• WORK TO COMPLETE: Copy out each line that has "science" in it.

Data records:

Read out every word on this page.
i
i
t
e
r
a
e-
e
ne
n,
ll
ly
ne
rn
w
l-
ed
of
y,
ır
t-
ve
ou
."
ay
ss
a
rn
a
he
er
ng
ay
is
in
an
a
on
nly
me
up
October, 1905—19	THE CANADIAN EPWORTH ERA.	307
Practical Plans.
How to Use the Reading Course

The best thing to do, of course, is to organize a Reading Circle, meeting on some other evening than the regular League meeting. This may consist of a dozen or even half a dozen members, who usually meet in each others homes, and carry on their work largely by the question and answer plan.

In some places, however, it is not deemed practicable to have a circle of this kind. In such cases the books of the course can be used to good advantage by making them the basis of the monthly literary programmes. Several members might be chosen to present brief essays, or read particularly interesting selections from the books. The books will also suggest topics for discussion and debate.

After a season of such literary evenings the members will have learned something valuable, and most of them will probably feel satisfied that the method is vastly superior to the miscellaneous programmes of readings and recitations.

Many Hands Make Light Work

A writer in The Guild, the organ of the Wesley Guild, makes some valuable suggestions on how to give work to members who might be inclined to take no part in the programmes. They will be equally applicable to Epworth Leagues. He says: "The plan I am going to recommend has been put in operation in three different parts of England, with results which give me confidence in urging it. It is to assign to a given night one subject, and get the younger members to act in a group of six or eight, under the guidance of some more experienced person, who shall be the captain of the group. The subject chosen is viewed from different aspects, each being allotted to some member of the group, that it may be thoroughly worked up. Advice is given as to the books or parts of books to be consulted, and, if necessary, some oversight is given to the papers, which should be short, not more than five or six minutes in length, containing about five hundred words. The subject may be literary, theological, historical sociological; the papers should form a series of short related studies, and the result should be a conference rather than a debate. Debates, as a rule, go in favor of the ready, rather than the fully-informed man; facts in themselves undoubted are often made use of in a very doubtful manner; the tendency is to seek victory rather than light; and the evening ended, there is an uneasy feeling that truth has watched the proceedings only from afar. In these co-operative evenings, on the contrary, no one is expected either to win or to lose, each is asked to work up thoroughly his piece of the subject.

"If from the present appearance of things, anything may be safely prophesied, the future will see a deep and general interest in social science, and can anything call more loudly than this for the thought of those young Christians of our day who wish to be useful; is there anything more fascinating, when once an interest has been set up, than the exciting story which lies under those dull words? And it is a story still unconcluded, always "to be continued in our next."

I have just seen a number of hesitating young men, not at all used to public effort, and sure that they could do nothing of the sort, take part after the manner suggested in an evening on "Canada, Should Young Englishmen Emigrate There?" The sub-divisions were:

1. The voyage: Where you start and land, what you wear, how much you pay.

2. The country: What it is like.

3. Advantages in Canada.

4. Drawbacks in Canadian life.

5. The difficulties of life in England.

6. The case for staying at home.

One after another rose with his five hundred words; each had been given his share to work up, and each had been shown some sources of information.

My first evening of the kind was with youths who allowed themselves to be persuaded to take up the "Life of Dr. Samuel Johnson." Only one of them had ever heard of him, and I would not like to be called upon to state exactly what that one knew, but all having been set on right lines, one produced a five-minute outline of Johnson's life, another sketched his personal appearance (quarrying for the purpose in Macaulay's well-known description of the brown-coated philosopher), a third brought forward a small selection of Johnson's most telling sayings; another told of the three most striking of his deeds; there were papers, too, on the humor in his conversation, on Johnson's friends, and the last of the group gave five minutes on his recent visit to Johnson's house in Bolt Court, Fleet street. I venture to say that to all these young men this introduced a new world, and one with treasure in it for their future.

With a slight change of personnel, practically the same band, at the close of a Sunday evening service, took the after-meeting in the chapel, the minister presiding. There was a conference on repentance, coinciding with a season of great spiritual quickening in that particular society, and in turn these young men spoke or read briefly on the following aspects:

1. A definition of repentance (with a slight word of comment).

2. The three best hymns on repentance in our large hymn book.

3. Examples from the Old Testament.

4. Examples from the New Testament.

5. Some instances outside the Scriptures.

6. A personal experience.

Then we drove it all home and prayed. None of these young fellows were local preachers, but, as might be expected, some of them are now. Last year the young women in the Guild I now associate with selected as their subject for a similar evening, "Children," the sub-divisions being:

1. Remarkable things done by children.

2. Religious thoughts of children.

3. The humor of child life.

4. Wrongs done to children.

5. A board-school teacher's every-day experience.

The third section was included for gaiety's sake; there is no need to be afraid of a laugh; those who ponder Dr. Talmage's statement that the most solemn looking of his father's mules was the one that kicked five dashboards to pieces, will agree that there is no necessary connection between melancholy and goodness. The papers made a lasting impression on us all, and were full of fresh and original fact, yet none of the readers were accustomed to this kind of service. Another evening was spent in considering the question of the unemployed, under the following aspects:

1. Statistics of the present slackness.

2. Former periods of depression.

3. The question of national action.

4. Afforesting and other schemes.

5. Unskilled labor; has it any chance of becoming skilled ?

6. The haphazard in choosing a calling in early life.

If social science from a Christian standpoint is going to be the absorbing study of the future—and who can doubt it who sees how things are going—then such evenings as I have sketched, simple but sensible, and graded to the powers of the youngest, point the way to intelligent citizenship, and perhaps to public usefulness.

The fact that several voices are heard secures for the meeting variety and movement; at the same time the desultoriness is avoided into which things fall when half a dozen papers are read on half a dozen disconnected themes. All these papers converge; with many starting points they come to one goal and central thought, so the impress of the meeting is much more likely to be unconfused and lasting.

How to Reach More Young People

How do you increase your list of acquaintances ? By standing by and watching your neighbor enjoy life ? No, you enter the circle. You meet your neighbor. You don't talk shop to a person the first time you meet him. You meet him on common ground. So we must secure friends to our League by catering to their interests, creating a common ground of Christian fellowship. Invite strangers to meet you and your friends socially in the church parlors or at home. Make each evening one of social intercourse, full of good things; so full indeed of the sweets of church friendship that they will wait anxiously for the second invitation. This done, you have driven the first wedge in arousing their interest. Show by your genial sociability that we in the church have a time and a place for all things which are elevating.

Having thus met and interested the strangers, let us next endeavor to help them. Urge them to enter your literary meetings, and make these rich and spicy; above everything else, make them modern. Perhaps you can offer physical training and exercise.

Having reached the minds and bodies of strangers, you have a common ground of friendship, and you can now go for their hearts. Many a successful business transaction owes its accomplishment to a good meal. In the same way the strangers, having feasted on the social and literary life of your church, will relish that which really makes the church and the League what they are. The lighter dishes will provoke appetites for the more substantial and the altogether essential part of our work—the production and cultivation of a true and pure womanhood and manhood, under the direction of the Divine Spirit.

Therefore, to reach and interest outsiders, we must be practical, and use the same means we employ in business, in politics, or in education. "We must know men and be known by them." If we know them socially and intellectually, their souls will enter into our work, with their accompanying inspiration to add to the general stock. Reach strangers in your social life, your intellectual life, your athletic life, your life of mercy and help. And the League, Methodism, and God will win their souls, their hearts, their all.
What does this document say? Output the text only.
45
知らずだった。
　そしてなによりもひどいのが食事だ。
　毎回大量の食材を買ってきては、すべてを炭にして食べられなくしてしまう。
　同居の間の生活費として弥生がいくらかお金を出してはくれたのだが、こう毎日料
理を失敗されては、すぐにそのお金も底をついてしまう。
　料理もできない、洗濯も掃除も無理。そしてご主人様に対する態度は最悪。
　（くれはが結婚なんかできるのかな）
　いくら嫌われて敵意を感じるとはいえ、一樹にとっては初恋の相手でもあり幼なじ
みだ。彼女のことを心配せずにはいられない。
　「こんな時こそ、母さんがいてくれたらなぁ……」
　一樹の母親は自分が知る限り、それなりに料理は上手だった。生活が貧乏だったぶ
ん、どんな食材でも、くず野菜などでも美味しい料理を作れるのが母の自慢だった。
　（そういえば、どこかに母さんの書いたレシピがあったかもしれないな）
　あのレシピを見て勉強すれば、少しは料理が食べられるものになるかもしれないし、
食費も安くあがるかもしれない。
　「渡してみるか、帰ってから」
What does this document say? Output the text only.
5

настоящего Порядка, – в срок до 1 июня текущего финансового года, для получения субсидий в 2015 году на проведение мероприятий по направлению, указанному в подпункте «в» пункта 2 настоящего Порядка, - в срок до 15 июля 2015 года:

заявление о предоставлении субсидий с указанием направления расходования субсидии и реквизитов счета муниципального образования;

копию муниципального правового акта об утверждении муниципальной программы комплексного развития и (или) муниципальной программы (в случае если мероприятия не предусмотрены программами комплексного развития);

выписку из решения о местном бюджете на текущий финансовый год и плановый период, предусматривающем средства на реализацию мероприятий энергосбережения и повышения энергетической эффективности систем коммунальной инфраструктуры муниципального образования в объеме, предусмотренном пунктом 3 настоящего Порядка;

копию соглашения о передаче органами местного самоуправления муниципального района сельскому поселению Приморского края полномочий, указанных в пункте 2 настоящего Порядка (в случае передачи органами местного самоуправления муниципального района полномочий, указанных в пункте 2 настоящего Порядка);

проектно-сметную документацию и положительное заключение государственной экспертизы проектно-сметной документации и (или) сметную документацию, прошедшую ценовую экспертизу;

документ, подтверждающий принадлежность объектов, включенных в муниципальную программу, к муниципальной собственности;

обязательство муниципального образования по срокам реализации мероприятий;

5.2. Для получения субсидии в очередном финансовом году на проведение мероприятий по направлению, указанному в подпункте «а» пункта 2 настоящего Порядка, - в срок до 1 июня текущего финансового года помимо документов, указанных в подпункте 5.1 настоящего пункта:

• FULL ANSWER:
"If from the present appearance of things, anything may be safely prophesied, the future will see a deep and general interest in social science, and can anything call more loudly than this for the thought of those young Christians of our day who wish to be useful; is there anything more fascinating, when once an interest has been set up, than the exciting story which lies under those dull words? And it is a story still unconcluded, always "to be continued in our next."
If social science from a Christian standpoint is going to be the absorbing study of the future—and who can doubt it who sees how things are going—then such evenings as I have sketched, simple but sensible, and graded to the powers of the youngest, point the way to intelligent citizenship, and perhaps to public usefulness.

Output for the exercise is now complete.